▶ _REQUIRED WORK_
Pull every line from the records below, word for word, and leave the pictures out of your answer.

▶ _INFORMATION PROVIDED_
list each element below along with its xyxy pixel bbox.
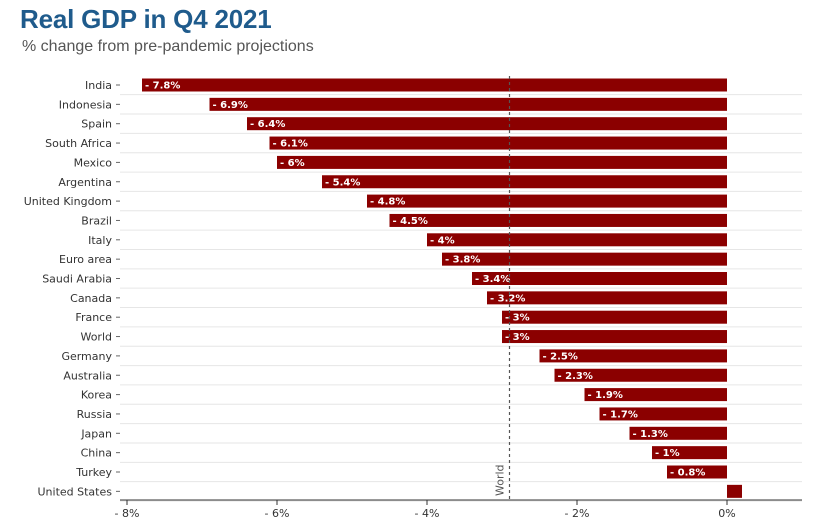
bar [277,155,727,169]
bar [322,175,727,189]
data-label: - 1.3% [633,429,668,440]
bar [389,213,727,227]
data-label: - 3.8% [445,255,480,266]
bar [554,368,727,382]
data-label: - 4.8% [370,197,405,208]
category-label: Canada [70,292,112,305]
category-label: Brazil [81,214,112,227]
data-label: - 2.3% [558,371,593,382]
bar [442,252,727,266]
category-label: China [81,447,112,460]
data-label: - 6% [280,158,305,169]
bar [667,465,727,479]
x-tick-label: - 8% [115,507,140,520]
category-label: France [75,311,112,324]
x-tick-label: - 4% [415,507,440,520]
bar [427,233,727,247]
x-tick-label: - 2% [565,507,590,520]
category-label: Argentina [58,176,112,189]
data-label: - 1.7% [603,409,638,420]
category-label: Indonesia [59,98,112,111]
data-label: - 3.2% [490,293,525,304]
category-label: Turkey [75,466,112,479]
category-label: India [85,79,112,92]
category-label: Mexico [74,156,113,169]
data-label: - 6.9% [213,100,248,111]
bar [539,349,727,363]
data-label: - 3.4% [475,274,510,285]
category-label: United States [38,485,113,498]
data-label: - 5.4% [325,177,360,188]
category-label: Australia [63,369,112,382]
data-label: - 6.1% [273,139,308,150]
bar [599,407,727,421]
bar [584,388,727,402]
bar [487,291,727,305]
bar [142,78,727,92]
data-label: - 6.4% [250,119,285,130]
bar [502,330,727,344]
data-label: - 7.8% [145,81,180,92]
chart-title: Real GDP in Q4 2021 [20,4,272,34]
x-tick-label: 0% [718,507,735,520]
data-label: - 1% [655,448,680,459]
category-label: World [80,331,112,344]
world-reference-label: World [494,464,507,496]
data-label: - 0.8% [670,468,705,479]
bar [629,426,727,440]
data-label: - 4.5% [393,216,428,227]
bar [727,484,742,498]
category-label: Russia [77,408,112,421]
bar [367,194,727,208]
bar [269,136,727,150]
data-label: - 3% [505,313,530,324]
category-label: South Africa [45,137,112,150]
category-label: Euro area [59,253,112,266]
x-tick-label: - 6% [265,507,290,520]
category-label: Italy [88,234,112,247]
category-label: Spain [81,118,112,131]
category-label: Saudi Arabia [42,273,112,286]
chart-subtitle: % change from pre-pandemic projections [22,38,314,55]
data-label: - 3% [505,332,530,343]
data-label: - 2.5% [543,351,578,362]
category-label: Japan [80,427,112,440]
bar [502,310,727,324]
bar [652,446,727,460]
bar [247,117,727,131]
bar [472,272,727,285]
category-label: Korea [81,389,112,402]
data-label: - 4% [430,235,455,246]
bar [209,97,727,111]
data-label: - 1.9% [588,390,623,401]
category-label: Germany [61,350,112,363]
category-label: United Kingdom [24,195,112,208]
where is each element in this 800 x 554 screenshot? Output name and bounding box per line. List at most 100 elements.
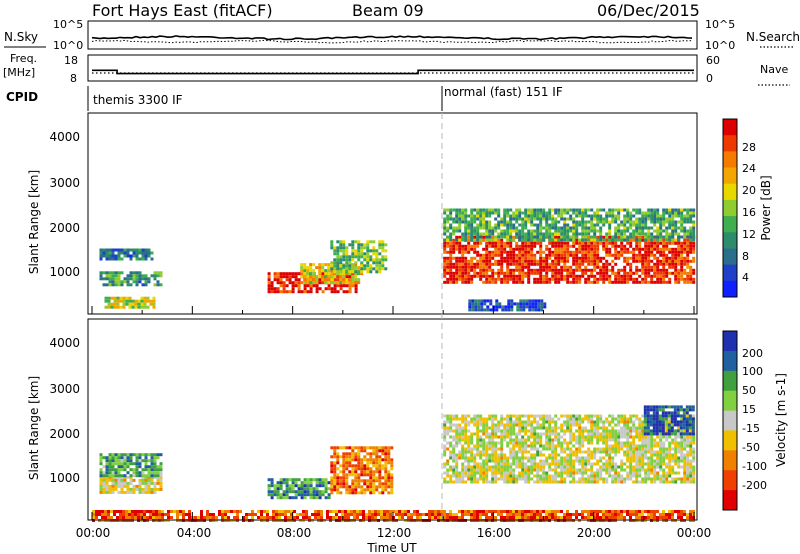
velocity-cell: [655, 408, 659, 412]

▶ _SOLUTION_
list each element below along with its xyxy pixel bbox.
bar [277,155,727,169]
bar [322,175,727,189]
data-label: - 1.3% [633,429,668,440]
bar [389,213,727,227]
data-label: - 3.8% [445,255,480,266]
bar [554,368,727,382]
data-label: - 4.8% [370,197,405,208]
category-label: Canada [70,292,112,305]
category-label: Brazil [81,214,112,227]
data-label: - 2.3% [558,371,593,382]
bar [442,252,727,266]
category-label: China [81,447,112,460]
data-label: - 6% [280,158,305,169]
bar [667,465,727,479]
x-tick-label: - 8% [115,507,140,520]
category-label: France [75,311,112,324]
x-tick-label: - 4% [415,507,440,520]
bar [427,233,727,247]
x-tick-label: - 2% [565,507,590,520]
category-label: Argentina [58,176,112,189]
data-label: - 1.7% [603,409,638,420]
category-label: Indonesia [59,98,112,111]
data-label: - 3.2% [490,293,525,304]
category-label: Turkey [75,466,112,479]
category-label: India [85,79,112,92]
category-label: Mexico [74,156,113,169]
data-label: - 6.9% [213,100,248,111]
bar [539,349,727,363]
data-label: - 3.4% [475,274,510,285]
category-label: United States [38,485,113,498]
data-label: - 5.4% [325,177,360,188]
category-label: Australia [63,369,112,382]
data-label: - 6.1% [273,139,308,150]
bar [599,407,727,421]
bar [584,388,727,402]
bar [487,291,727,305]
bar [142,78,727,92]
data-label: - 6.4% [250,119,285,130]
bar [502,330,727,344]
data-label: - 7.8% [145,81,180,92]
chart-title: Real GDP in Q4 2021 [20,4,272,34]
x-tick-label: 0% [718,507,735,520]
data-label: - 1% [655,448,680,459]
category-label: World [80,331,112,344]
world-reference-label: World [494,464,507,496]
data-label: - 0.8% [670,468,705,479]
bar [629,426,727,440]
data-label: - 4.5% [393,216,428,227]
bar [727,484,742,498]
category-label: Russia [77,408,112,421]
bar [367,194,727,208]
bar [269,136,727,150]
data-label: - 3% [505,313,530,324]
category-label: South Africa [45,137,112,150]
category-label: Euro area [59,253,112,266]
x-tick-label: - 6% [265,507,290,520]
category-label: Italy [88,234,112,247]
category-label: Spain [81,118,112,131]
category-label: Saudi Arabia [42,273,112,286]
chart-subtitle: % change from pre-pandemic projections [22,38,314,55]
data-label: - 3% [505,332,530,343]
data-label: - 2.5% [543,351,578,362]
category-label: Japan [80,427,112,440]
bar [502,310,727,324]
bar [652,446,727,460]
bar [247,117,727,131]
bar [472,272,727,285]
category-label: Korea [81,389,112,402]
data-label: - 4% [430,235,455,246]
bar [209,97,727,111]
data-label: - 1.9% [588,390,623,401]
category-label: Germany [61,350,112,363]
category-label: United Kingdom [24,195,112,208]
where is each element in this 800 x 554 screenshot? Output name and bounding box per line. List at most 100 elements.
velocity-cell: [655, 408, 659, 412]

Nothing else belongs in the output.